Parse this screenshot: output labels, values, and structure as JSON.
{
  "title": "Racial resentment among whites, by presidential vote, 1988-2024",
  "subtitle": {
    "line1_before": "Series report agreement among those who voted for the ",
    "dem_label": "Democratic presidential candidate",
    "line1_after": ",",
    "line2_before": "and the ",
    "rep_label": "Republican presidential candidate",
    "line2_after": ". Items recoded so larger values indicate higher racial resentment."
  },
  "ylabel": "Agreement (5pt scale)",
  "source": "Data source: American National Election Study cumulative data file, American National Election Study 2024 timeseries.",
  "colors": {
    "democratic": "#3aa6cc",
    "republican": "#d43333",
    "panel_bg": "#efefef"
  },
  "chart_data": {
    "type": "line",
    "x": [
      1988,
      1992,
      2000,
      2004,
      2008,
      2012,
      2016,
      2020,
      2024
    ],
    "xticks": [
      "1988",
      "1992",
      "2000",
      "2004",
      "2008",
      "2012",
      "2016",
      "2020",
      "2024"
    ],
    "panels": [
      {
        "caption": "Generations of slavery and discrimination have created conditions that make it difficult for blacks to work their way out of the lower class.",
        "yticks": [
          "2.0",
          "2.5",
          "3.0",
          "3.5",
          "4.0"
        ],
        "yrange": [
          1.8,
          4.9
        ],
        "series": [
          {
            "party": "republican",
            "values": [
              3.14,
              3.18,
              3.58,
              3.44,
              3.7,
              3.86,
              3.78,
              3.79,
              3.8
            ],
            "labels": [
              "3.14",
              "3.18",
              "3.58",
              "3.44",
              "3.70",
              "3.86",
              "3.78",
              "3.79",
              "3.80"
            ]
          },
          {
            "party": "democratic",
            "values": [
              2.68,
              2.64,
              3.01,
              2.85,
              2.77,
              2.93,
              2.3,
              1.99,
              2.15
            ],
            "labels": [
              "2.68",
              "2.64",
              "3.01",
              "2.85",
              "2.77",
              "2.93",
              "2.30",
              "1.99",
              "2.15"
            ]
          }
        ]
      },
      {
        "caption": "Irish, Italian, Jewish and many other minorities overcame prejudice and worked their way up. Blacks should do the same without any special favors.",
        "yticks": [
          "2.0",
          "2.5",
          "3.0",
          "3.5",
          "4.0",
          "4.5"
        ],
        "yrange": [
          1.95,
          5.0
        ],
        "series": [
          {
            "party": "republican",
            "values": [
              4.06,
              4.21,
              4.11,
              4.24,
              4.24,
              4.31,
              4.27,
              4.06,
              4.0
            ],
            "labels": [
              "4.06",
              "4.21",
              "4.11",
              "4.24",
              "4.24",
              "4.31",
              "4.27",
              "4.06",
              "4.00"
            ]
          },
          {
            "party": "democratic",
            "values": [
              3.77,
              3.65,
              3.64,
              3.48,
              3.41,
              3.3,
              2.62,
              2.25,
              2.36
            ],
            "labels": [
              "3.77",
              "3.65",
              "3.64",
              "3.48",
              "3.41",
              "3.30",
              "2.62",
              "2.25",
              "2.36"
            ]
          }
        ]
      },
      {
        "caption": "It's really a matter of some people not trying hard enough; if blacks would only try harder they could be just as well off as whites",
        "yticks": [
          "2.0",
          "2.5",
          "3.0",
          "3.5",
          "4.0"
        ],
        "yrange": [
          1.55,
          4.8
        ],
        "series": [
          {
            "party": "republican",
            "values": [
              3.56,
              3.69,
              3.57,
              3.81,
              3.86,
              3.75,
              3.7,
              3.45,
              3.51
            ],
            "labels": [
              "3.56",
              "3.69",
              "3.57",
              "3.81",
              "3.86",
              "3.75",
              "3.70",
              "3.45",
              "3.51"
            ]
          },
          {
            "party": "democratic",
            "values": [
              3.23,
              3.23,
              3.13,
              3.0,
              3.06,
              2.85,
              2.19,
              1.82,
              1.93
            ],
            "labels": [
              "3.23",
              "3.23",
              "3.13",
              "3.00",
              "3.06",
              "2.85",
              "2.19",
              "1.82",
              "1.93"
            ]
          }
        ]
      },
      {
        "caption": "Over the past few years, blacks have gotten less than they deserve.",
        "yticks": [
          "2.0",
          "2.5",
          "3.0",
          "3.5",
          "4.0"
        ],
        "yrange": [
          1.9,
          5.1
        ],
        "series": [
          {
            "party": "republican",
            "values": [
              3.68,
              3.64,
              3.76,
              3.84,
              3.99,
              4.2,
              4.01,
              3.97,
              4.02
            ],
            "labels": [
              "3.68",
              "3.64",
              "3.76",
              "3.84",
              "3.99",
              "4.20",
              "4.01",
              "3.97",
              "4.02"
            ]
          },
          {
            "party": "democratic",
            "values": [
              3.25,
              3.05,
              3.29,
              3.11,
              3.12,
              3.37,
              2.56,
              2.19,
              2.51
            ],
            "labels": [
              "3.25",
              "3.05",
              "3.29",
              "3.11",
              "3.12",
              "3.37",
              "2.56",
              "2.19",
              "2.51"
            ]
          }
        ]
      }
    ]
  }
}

#### [TASK STATEMENT]
Your task is to reproduce the whole listing exactly.

#### [PROBLEM SOLUTION]
Parse this screenshot: output labels, values, and structure as JSON.
{
  "title": "Racial resentment among whites, by presidential vote, 1988-2024",
  "subtitle": {
    "line1_before": "Series report agreement among those who voted for the ",
    "dem_label": "Democratic presidential candidate",
    "line1_after": ",",
    "line2_before": "and the ",
    "rep_label": "Republican presidential candidate",
    "line2_after": ". Items recoded so larger values indicate higher racial resentment."
  },
  "ylabel": "Agreement (5pt scale)",
  "source": "Data source: American National Election Study cumulative data file, American National Election Study 2024 timeseries.",
  "colors": {
    "democratic": "#3aa6cc",
    "republican": "#d43333",
    "panel_bg": "#efefef"
  },
  "chart_data": {
    "type": "line",
    "x": [
      1988,
      1992,
      2000,
      2004,
      2008,
      2012,
      2016,
      2020,
      2024
    ],
    "xticks": [
      "1988",
      "1992",
      "2000",
      "2004",
      "2008",
      "2012",
      "2016",
      "2020",
      "2024"
    ],
    "panels": [
      {
        "caption": "Generations of slavery and discrimination have created conditions that make it difficult for blacks to work their way out of the lower class.",
        "yticks": [
          "2.0",
          "2.5",
          "3.0",
          "3.5",
          "4.0"
        ],
        "yrange": [
          1.8,
          4.9
        ],
        "series": [
          {
            "party": "republican",
            "values": [
              3.14,
              3.18,
              3.58,
              3.44,
              3.7,
              3.86,
              3.78,
              3.79,
              3.8
            ],
            "labels": [
              "3.14",
              "3.18",
              "3.58",
              "3.44",
              "3.70",
              "3.86",
              "3.78",
              "3.79",
              "3.80"
            ]
          },
          {
            "party": "democratic",
            "values": [
              2.68,
              2.64,
              3.01,
              2.85,
              2.77,
              2.93,
              2.3,
              1.99,
              2.15
            ],
            "labels": [
              "2.68",
              "2.64",
              "3.01",
              "2.85",
              "2.77",
              "2.93",
              "2.30",
              "1.99",
              "2.15"
            ]
          }
        ]
      },
      {
        "caption": "Irish, Italian, Jewish and many other minorities overcame prejudice and worked their way up. Blacks should do the same without any special favors.",
        "yticks": [
          "2.0",
          "2.5",
          "3.0",
          "3.5",
          "4.0",
          "4.5"
        ],
        "yrange": [
          1.95,
          5.0
        ],
        "series": [
          {
            "party": "republican",
            "values": [
              4.06,
              4.21,
              4.11,
              4.24,
              4.24,
              4.31,
              4.27,
              4.06,
              4.0
            ],
            "labels": [
              "4.06",
              "4.21",
              "4.11",
              "4.24",
              "4.24",
              "4.31",
              "4.27",
              "4.06",
              "4.00"
            ]
          },
          {
            "party": "democratic",
            "values": [
              3.77,
              3.65,
              3.64,
              3.48,
              3.41,
              3.3,
              2.62,
              2.25,
              2.36
            ],
            "labels": [
              "3.77",
              "3.65",
              "3.64",
              "3.48",
              "3.41",
              "3.30",
              "2.62",
              "2.25",
              "2.36"
            ]
          }
        ]
      },
      {
        "caption": "It's really a matter of some people not trying hard enough; if blacks would only try harder they could be just as well off as whites",
        "yticks": [
          "2.0",
          "2.5",
          "3.0",
          "3.5",
          "4.0"
        ],
        "yrange": [
          1.55,
          4.8
        ],
        "series": [
          {
            "party": "republican",
            "values": [
              3.56,
              3.69,
              3.57,
              3.81,
              3.86,
              3.75,
              3.7,
              3.45,
              3.51
            ],
            "labels": [
              "3.56",
              "3.69",
              "3.57",
              "3.81",
              "3.86",
              "3.75",
              "3.70",
              "3.45",
              "3.51"
            ]
          },
          {
            "party": "democratic",
            "values": [
              3.23,
              3.23,
              3.13,
              3.0,
              3.06,
              2.85,
              2.19,
              1.82,
              1.93
            ],
            "labels": [
              "3.23",
              "3.23",
              "3.13",
              "3.00",
              "3.06",
              "2.85",
              "2.19",
              "1.82",
              "1.93"
            ]
          }
        ]
      },
      {
        "caption": "Over the past few years, blacks have gotten less than they deserve.",
        "yticks": [
          "2.0",
          "2.5",
          "3.0",
          "3.5",
          "4.0"
        ],
        "yrange": [
          1.9,
          5.1
        ],
        "series": [
          {
            "party": "republican",
            "values": [
              3.68,
              3.64,
              3.76,
              3.84,
              3.99,
              4.2,
              4.01,
              3.97,
              4.02
            ],
            "labels": [
              "3.68",
              "3.64",
              "3.76",
              "3.84",
              "3.99",
              "4.20",
              "4.01",
              "3.97",
              "4.02"
            ]
          },
          {
            "party": "democratic",
            "values": [
              3.25,
              3.05,
              3.29,
              3.11,
              3.12,
              3.37,
              2.56,
              2.19,
              2.51
            ],
            "labels": [
              "3.25",
              "3.05",
              "3.29",
              "3.11",
              "3.12",
              "3.37",
              "2.56",
              "2.19",
              "2.51"
            ]
          }
        ]
      }
    ]
  }
}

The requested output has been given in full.